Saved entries

================

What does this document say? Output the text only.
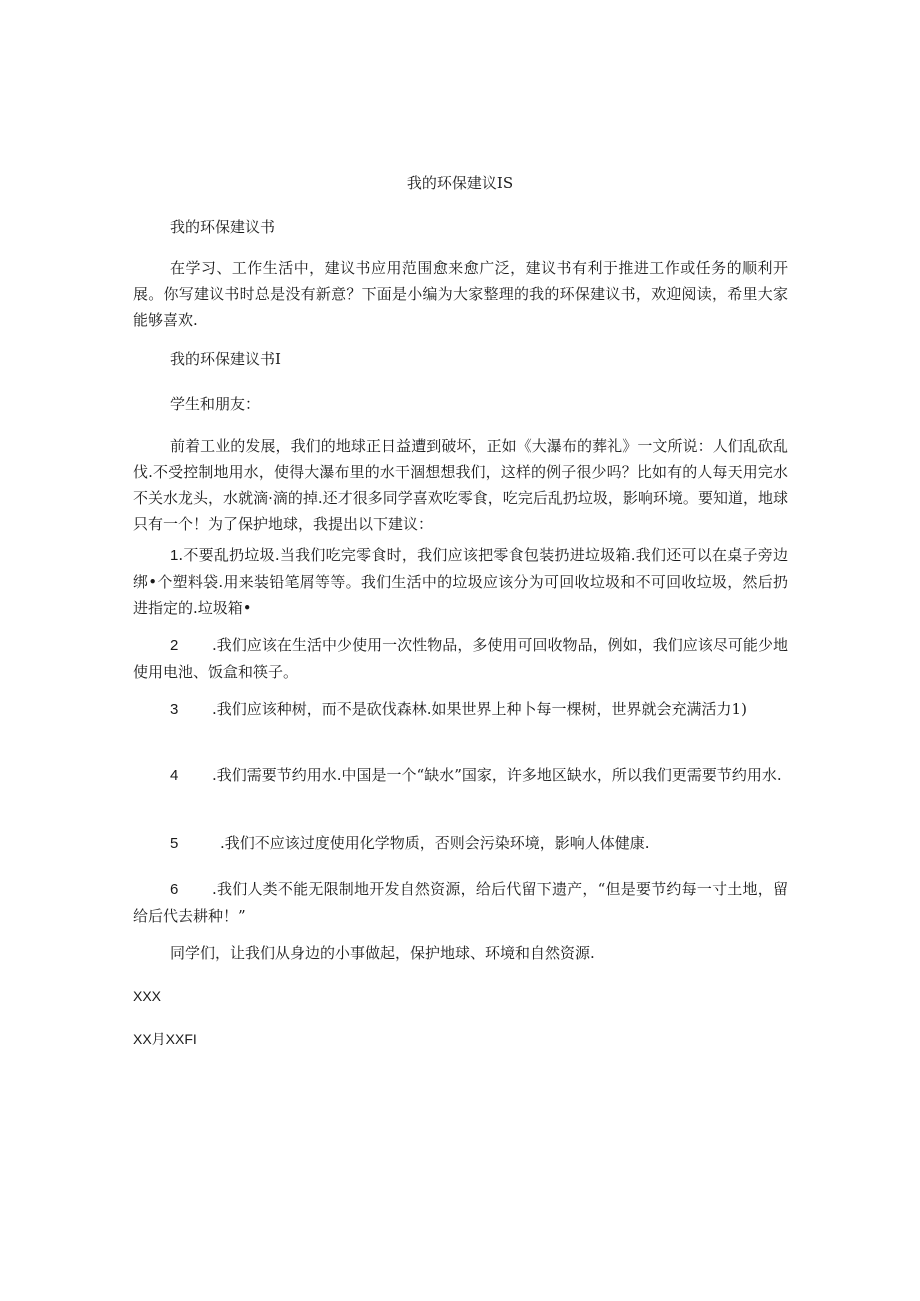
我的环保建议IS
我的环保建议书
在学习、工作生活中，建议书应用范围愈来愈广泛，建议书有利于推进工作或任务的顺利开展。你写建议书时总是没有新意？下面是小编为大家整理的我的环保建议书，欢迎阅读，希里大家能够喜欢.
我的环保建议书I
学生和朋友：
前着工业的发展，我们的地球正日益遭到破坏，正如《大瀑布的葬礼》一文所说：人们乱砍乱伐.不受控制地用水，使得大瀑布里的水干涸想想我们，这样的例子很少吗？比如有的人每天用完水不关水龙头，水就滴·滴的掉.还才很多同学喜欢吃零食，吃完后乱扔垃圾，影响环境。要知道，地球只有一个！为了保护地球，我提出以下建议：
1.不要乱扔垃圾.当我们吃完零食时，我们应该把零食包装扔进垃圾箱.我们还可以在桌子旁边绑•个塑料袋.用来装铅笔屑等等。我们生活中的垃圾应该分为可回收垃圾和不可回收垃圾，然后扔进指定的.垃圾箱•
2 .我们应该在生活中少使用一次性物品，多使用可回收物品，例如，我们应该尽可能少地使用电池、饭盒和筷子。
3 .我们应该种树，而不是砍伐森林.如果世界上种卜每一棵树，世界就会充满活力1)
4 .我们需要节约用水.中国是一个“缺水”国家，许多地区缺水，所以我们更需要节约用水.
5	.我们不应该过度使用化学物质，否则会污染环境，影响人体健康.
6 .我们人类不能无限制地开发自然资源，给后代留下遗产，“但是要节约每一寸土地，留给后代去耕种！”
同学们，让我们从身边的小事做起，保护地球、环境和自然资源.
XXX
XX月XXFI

================

Directions :: Transcribe the listing in full and omit the pictures.

Answer for this exercise ::
What does this document say? Output the text only.
我的环保建议IS
我的环保建议书
在学习、工作生活中，建议书应用范围愈来愈广泛，建议书有利于推进工作或任务的顺利开展。你写建议书时总是没有新意？下面是小编为大家整理的我的环保建议书，欢迎阅读，希里大家能够喜欢.
我的环保建议书I
学生和朋友：
前着工业的发展，我们的地球正日益遭到破坏，正如《大瀑布的葬礼》一文所说：人们乱砍乱伐.不受控制地用水，使得大瀑布里的水干涸想想我们，这样的例子很少吗？比如有的人每天用完水不关水龙头，水就滴·滴的掉.还才很多同学喜欢吃零食，吃完后乱扔垃圾，影响环境。要知道，地球只有一个！为了保护地球，我提出以下建议：
1.不要乱扔垃圾.当我们吃完零食时，我们应该把零食包装扔进垃圾箱.我们还可以在桌子旁边绑•个塑料袋.用来装铅笔屑等等。我们生活中的垃圾应该分为可回收垃圾和不可回收垃圾，然后扔进指定的.垃圾箱•
2 .我们应该在生活中少使用一次性物品，多使用可回收物品，例如，我们应该尽可能少地使用电池、饭盒和筷子。
3 .我们应该种树，而不是砍伐森林.如果世界上种卜每一棵树，世界就会充满活力1)
4 .我们需要节约用水.中国是一个“缺水”国家，许多地区缺水，所以我们更需要节约用水.
5	.我们不应该过度使用化学物质，否则会污染环境，影响人体健康.
6 .我们人类不能无限制地开发自然资源，给后代留下遗产，“但是要节约每一寸土地，留给后代去耕种！”
同学们，让我们从身边的小事做起，保护地球、环境和自然资源.
XXX
XX月XXFI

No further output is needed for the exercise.